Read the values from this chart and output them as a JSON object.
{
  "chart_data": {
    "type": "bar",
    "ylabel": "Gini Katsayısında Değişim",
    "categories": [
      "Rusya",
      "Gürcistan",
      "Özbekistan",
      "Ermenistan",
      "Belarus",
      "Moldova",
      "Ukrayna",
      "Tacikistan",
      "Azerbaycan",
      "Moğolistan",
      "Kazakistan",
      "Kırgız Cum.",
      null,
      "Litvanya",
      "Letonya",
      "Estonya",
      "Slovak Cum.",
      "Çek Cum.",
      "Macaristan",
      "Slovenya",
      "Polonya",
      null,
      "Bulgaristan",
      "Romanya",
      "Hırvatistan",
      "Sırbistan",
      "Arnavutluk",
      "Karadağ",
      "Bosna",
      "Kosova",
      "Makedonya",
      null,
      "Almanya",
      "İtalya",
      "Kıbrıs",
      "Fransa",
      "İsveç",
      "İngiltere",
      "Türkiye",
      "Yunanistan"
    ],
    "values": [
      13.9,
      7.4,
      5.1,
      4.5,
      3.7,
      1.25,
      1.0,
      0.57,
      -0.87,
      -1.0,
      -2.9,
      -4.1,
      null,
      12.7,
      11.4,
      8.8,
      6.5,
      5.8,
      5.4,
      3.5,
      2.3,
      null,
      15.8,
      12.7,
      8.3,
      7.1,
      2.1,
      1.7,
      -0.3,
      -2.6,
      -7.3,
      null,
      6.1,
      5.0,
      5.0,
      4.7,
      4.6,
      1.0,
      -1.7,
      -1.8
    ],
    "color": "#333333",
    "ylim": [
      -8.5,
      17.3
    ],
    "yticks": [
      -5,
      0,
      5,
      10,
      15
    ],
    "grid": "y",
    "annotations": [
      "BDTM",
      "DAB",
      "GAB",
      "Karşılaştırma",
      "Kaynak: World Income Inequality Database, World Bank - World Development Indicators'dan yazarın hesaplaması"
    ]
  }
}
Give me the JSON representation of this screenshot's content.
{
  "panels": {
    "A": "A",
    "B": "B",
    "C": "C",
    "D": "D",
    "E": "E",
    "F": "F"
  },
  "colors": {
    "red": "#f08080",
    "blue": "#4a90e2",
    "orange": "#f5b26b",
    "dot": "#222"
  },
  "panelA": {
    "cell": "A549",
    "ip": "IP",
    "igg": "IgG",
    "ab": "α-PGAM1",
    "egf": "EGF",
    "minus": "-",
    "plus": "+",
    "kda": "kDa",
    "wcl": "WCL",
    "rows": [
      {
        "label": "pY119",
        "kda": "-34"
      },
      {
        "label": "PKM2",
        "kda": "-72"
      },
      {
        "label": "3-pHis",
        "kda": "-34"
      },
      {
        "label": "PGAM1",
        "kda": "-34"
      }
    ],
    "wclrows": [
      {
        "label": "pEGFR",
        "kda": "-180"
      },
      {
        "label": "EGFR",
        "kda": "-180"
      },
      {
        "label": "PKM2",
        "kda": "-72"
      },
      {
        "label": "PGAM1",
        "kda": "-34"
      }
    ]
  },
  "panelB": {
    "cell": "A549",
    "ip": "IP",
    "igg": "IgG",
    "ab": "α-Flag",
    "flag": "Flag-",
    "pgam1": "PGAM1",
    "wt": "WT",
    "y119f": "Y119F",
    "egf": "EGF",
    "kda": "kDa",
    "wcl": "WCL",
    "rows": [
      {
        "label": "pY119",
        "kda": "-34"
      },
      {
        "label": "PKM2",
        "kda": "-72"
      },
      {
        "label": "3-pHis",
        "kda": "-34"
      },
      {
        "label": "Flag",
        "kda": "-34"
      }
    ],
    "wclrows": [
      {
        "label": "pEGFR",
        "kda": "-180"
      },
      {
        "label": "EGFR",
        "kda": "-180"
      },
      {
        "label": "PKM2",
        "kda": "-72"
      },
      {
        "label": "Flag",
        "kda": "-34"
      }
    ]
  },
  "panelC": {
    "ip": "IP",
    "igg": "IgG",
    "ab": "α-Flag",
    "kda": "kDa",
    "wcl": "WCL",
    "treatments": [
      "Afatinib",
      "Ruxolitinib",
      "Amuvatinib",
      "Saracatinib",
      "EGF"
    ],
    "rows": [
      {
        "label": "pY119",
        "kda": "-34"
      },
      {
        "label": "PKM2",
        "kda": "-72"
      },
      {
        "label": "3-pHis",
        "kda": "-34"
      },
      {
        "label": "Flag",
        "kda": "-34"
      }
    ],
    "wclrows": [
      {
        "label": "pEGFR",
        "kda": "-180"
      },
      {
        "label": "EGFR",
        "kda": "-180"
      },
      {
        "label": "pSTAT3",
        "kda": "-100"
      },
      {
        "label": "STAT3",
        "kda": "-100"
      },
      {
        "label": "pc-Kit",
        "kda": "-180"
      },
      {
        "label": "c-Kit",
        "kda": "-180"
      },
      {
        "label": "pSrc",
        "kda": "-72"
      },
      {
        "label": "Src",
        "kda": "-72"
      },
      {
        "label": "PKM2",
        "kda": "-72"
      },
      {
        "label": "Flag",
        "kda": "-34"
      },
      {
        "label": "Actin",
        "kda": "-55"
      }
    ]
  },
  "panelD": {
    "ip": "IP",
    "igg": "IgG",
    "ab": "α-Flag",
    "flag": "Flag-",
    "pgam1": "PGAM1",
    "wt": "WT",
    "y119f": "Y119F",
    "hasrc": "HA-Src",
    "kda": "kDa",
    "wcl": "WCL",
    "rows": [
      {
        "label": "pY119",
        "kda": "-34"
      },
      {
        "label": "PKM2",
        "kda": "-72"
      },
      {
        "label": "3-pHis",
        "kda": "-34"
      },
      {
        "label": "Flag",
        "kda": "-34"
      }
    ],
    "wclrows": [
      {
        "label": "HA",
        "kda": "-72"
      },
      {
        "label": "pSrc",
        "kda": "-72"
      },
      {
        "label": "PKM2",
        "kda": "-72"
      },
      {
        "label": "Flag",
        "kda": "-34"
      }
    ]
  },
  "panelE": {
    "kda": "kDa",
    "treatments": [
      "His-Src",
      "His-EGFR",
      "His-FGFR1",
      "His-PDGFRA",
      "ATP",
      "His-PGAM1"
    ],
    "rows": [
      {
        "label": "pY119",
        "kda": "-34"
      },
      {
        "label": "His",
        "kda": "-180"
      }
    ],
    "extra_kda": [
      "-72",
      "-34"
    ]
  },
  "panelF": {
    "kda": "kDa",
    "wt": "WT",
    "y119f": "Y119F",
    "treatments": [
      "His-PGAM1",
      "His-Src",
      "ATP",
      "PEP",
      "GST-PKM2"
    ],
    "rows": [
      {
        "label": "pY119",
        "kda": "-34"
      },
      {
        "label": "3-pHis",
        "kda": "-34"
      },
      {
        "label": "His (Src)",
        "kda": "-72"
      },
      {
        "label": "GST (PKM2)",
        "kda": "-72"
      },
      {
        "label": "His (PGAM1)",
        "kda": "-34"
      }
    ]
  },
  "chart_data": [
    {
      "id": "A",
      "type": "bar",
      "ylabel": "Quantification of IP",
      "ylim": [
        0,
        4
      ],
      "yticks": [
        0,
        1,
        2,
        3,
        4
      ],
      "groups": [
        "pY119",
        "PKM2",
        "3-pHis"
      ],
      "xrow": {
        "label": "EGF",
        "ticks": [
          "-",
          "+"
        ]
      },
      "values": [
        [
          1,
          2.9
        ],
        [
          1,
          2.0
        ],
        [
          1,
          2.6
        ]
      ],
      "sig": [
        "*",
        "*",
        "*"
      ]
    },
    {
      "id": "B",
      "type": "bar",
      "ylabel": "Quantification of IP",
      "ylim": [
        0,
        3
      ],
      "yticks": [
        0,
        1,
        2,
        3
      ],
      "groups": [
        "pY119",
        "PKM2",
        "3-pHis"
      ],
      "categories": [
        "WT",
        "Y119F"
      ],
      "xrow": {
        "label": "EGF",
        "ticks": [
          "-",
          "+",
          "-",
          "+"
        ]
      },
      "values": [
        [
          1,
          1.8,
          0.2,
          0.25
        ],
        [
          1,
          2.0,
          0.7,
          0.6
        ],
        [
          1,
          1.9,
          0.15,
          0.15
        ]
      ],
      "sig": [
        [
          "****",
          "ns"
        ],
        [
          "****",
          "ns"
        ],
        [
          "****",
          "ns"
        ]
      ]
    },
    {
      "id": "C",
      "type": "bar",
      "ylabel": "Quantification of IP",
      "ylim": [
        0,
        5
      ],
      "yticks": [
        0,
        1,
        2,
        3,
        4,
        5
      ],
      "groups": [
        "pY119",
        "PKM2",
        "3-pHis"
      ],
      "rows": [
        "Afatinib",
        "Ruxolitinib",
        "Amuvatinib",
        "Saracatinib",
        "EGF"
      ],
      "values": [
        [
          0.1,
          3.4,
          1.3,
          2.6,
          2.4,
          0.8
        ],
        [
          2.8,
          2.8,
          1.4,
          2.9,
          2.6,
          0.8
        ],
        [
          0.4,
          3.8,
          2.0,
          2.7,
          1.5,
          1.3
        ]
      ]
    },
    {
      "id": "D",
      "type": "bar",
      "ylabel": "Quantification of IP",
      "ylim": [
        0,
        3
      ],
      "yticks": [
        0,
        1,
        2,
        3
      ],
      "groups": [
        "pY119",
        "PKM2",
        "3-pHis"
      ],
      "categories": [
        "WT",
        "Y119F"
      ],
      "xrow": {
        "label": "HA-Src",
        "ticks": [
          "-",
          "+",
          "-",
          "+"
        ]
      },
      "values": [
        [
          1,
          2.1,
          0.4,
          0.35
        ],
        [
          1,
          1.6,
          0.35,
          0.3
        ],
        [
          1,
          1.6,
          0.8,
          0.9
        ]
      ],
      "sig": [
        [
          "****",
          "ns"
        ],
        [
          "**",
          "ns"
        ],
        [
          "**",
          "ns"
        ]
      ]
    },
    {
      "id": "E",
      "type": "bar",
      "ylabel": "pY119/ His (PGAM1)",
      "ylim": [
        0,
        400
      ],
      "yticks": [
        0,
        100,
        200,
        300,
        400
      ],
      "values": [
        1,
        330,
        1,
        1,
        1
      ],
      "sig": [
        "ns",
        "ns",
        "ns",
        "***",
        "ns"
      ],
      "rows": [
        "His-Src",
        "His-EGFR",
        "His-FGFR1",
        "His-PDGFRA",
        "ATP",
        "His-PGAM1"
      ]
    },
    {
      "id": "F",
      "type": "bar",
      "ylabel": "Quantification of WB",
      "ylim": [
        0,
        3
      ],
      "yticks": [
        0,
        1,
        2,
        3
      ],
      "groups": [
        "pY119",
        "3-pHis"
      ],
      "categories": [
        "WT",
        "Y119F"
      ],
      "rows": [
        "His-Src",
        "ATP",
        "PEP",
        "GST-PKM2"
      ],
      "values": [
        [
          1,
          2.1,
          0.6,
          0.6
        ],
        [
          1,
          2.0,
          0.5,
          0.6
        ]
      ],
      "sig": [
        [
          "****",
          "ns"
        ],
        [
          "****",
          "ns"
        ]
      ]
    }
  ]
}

#### YOUR INSTRUCTIONS:
Show every line from the entries above in which the word "JSON" appears.

#### PROBLEM SOLUTION:
Read the values from this chart and output them as a JSON object.
Give me the JSON representation of this screenshot's content.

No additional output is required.